PROBLEM STATEMENT =>
Pull out every line with the word "What".

THE RECORDS =>

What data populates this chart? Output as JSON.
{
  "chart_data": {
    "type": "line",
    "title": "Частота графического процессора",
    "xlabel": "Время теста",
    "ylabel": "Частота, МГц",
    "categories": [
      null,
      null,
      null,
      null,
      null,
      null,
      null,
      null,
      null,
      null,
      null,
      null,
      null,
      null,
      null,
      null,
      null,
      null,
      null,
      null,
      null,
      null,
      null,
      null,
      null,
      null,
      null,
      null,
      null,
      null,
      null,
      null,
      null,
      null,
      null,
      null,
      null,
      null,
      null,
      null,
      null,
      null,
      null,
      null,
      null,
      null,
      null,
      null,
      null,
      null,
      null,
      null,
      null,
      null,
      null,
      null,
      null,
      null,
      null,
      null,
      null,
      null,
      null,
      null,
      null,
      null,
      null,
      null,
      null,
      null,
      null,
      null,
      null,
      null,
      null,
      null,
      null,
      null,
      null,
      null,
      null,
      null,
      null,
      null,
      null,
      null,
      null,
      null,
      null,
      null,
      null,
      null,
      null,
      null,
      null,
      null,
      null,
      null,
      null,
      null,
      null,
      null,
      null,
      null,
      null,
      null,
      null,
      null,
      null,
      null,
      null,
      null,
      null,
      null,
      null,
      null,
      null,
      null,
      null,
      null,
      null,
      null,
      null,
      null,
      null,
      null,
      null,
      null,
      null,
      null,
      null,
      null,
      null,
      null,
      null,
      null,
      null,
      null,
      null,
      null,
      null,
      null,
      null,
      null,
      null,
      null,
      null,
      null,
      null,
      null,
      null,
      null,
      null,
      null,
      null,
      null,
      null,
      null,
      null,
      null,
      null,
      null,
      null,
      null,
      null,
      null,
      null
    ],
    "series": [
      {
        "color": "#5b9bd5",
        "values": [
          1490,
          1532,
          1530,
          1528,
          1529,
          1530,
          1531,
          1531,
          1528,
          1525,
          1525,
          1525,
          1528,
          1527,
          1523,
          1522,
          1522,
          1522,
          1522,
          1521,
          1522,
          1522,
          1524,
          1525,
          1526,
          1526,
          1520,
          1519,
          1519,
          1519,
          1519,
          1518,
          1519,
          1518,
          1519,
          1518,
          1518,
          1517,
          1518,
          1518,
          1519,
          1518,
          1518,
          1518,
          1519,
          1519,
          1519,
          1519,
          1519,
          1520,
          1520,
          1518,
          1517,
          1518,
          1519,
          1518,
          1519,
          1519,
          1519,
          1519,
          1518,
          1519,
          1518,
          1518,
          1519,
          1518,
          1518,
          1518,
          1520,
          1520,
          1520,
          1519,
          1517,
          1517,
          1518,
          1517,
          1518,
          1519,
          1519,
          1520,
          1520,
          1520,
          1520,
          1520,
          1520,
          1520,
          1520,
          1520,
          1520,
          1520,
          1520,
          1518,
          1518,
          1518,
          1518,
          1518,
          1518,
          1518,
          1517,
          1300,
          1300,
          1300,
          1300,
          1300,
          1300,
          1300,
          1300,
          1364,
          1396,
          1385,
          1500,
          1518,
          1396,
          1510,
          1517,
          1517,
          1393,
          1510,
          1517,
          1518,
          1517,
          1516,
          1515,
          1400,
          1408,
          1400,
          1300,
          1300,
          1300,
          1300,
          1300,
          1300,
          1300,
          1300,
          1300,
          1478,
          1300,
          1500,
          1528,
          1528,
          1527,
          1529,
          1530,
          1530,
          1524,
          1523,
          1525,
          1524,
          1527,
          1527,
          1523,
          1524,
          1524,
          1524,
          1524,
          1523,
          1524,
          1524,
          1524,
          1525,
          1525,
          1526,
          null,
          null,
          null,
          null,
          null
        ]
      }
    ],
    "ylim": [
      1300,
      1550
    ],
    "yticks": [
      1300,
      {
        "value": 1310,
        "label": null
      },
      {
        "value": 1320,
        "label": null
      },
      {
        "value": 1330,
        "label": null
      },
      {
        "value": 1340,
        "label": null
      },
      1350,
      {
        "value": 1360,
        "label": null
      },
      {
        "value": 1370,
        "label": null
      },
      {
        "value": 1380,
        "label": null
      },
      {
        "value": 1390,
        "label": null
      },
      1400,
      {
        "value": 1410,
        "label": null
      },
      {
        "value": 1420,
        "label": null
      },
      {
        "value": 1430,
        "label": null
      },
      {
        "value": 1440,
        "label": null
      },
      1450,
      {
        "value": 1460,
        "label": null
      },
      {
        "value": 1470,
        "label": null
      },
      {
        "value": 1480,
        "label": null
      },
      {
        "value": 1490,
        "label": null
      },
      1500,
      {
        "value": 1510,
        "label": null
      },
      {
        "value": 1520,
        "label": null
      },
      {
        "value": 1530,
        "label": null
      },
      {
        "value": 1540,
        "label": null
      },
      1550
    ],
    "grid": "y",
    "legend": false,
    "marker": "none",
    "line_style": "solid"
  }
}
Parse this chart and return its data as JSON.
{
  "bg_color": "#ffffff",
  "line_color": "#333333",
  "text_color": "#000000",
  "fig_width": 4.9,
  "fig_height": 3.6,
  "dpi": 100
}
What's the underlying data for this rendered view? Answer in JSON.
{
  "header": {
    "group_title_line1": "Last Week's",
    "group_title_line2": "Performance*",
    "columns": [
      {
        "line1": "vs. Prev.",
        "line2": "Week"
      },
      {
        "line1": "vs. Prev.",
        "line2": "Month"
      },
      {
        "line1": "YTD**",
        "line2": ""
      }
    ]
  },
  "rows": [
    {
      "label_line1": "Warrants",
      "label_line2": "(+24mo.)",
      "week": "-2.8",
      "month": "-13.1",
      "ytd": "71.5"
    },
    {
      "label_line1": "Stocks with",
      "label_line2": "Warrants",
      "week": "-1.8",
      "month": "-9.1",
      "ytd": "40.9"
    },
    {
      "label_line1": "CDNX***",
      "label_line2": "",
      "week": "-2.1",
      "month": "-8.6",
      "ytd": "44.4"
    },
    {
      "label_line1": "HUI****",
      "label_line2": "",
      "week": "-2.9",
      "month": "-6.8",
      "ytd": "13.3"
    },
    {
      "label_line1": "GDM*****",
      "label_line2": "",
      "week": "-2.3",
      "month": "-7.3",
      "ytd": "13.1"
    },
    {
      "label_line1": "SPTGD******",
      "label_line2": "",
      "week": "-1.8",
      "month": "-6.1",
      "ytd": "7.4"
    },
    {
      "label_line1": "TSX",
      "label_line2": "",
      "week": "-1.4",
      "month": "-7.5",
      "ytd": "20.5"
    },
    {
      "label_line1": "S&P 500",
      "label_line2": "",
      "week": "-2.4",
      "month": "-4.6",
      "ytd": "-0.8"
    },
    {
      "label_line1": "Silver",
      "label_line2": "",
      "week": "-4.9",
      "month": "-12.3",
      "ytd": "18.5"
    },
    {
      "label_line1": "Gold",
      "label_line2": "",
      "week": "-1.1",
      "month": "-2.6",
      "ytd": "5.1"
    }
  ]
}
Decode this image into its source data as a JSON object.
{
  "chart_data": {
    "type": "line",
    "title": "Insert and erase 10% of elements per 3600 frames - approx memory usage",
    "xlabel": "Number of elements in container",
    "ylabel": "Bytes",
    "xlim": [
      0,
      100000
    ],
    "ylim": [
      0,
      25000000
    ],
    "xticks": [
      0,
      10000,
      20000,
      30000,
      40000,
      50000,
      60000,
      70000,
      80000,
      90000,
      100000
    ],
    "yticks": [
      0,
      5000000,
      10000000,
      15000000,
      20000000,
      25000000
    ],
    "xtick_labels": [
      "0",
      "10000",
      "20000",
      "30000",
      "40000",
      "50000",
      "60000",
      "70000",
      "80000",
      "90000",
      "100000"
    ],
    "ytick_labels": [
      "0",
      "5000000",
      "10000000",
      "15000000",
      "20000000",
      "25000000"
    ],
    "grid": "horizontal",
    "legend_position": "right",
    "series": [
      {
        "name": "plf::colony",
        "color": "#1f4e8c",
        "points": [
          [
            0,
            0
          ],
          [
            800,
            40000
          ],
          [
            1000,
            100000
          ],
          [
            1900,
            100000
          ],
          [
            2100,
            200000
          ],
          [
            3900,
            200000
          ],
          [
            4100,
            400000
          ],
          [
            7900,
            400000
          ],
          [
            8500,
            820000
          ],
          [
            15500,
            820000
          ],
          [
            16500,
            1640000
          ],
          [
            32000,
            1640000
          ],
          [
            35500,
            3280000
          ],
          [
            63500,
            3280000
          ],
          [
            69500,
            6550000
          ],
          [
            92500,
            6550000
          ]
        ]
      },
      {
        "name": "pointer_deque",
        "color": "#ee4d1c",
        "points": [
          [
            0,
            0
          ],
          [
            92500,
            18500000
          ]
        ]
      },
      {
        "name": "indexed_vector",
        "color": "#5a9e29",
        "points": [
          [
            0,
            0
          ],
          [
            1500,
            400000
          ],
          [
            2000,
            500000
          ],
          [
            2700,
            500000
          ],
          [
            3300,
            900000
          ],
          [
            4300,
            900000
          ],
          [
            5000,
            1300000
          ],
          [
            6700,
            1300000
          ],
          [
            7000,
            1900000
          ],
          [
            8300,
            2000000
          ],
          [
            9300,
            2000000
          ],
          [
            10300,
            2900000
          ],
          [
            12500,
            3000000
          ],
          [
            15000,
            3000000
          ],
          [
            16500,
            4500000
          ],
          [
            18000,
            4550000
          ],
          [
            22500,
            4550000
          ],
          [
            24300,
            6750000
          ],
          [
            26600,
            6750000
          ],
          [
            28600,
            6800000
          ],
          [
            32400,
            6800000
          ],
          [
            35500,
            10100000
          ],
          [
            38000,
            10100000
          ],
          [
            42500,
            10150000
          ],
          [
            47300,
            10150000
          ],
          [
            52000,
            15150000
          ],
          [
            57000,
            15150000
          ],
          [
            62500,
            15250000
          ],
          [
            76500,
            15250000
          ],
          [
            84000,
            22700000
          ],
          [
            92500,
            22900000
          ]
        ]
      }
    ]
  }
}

TASK RESULT =>
What data populates this chart? Output as JSON.
What's the underlying data for this rendered view? Answer in JSON.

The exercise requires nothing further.